## The request
Your task is to output the listing word for word, with pictures excluded.

--- Information given ---

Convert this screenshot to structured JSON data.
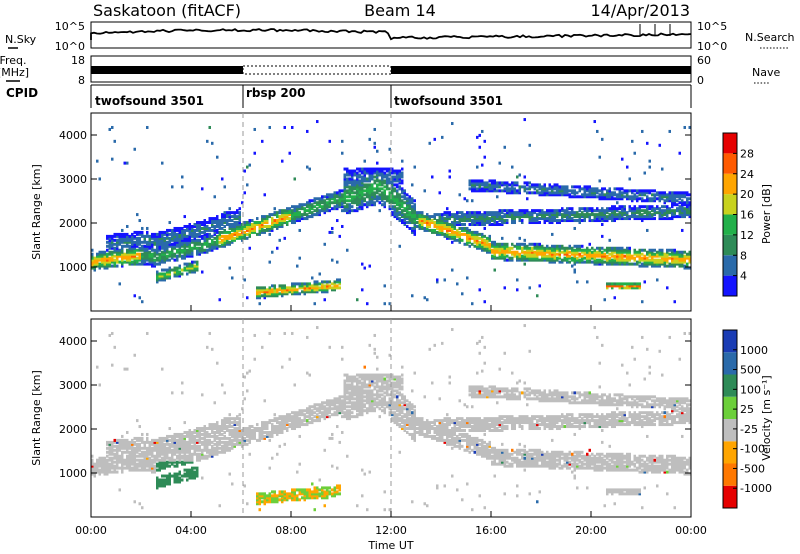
{
  "header": {
    "station": "Saskatoon (fitACF)",
    "beam": "Beam 14",
    "date": "14/Apr/2013"
  },
  "side_labels": {
    "nsky": "N.Sky",
    "freq_line1": "Freq.",
    "freq_line2": "[MHz]",
    "cpid": "CPID",
    "nsearch": "N.Search",
    "nave": "Nave"
  },
  "nsky_panel": {
    "left_ticks": [
      "10^5",
      "10^0"
    ],
    "right_ticks": [
      "10^5",
      "10^0"
    ]
  },
  "freq_panel": {
    "left_ticks": [
      "18",
      "8"
    ],
    "right_ticks": [
      "60",
      "0"
    ]
  },
  "colors": {
    "power": [
      "#1414ff",
      "#2a6aaa",
      "#2e8b57",
      "#22b04a",
      "#c8d21e",
      "#ffa500",
      "#ff5a00",
      "#e60000"
    ],
    "velocity": [
      "#1a3cb4",
      "#2a6aaa",
      "#2e8b57",
      "#6ccf3a",
      "#bebebe",
      "#ffa500",
      "#ff7800",
      "#e60000"
    ]
  },
  "chart_data": [
    {
      "type": "heatmap",
      "name": "power",
      "ylabel": "Slant Range [km]",
      "ylim": [
        0,
        4500
      ],
      "yticks": [
        "1000",
        "2000",
        "3000",
        "4000"
      ],
      "xlim_hours": [
        0,
        24
      ],
      "colorbar_label": "Power [dB]",
      "colorbar_ticks": [
        "28",
        "24",
        "20",
        "16",
        "12",
        "8",
        "4"
      ],
      "colorbar_range": [
        0,
        32
      ],
      "cpid_segments": [
        {
          "label": "twofsound 3501",
          "start": 0,
          "end": 6
        },
        {
          "label": "rbsp 200",
          "start": 6,
          "end": 12
        },
        {
          "label": "twofsound 3501",
          "start": 12,
          "end": 24
        }
      ]
    },
    {
      "type": "heatmap",
      "name": "velocity",
      "ylabel": "Slant Range [km]",
      "ylim": [
        0,
        4500
      ],
      "yticks": [
        "1000",
        "2000",
        "3000",
        "4000"
      ],
      "xlabel": "Time UT",
      "xticks": [
        "00:00",
        "04:00",
        "08:00",
        "12:00",
        "16:00",
        "20:00",
        "00:00"
      ],
      "xlim_hours": [
        0,
        24
      ],
      "colorbar_label": "Velocity [m s⁻¹]",
      "colorbar_ticks": [
        "1000",
        "500",
        "100",
        "25",
        "-25",
        "-100",
        "-500",
        "-1000"
      ]
    }
  ]
}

---

## Answer for this exercise
Convert this screenshot to structured JSON data.
{
  "header": {
    "station": "Saskatoon (fitACF)",
    "beam": "Beam 14",
    "date": "14/Apr/2013"
  },
  "side_labels": {
    "nsky": "N.Sky",
    "freq_line1": "Freq.",
    "freq_line2": "[MHz]",
    "cpid": "CPID",
    "nsearch": "N.Search",
    "nave": "Nave"
  },
  "nsky_panel": {
    "left_ticks": [
      "10^5",
      "10^0"
    ],
    "right_ticks": [
      "10^5",
      "10^0"
    ]
  },
  "freq_panel": {
    "left_ticks": [
      "18",
      "8"
    ],
    "right_ticks": [
      "60",
      "0"
    ]
  },
  "colors": {
    "power": [
      "#1414ff",
      "#2a6aaa",
      "#2e8b57",
      "#22b04a",
      "#c8d21e",
      "#ffa500",
      "#ff5a00",
      "#e60000"
    ],
    "velocity": [
      "#1a3cb4",
      "#2a6aaa",
      "#2e8b57",
      "#6ccf3a",
      "#bebebe",
      "#ffa500",
      "#ff7800",
      "#e60000"
    ]
  },
  "chart_data": [
    {
      "type": "heatmap",
      "name": "power",
      "ylabel": "Slant Range [km]",
      "ylim": [
        0,
        4500
      ],
      "yticks": [
        "1000",
        "2000",
        "3000",
        "4000"
      ],
      "xlim_hours": [
        0,
        24
      ],
      "colorbar_label": "Power [dB]",
      "colorbar_ticks": [
        "28",
        "24",
        "20",
        "16",
        "12",
        "8",
        "4"
      ],
      "colorbar_range": [
        0,
        32
      ],
      "cpid_segments": [
        {
          "label": "twofsound 3501",
          "start": 0,
          "end": 6
        },
        {
          "label": "rbsp 200",
          "start": 6,
          "end": 12
        },
        {
          "label": "twofsound 3501",
          "start": 12,
          "end": 24
        }
      ]
    },
    {
      "type": "heatmap",
      "name": "velocity",
      "ylabel": "Slant Range [km]",
      "ylim": [
        0,
        4500
      ],
      "yticks": [
        "1000",
        "2000",
        "3000",
        "4000"
      ],
      "xlabel": "Time UT",
      "xticks": [
        "00:00",
        "04:00",
        "08:00",
        "12:00",
        "16:00",
        "20:00",
        "00:00"
      ],
      "xlim_hours": [
        0,
        24
      ],
      "colorbar_label": "Velocity [m s⁻¹]",
      "colorbar_ticks": [
        "1000",
        "500",
        "100",
        "25",
        "-25",
        "-100",
        "-500",
        "-1000"
      ]
    }
  ]
}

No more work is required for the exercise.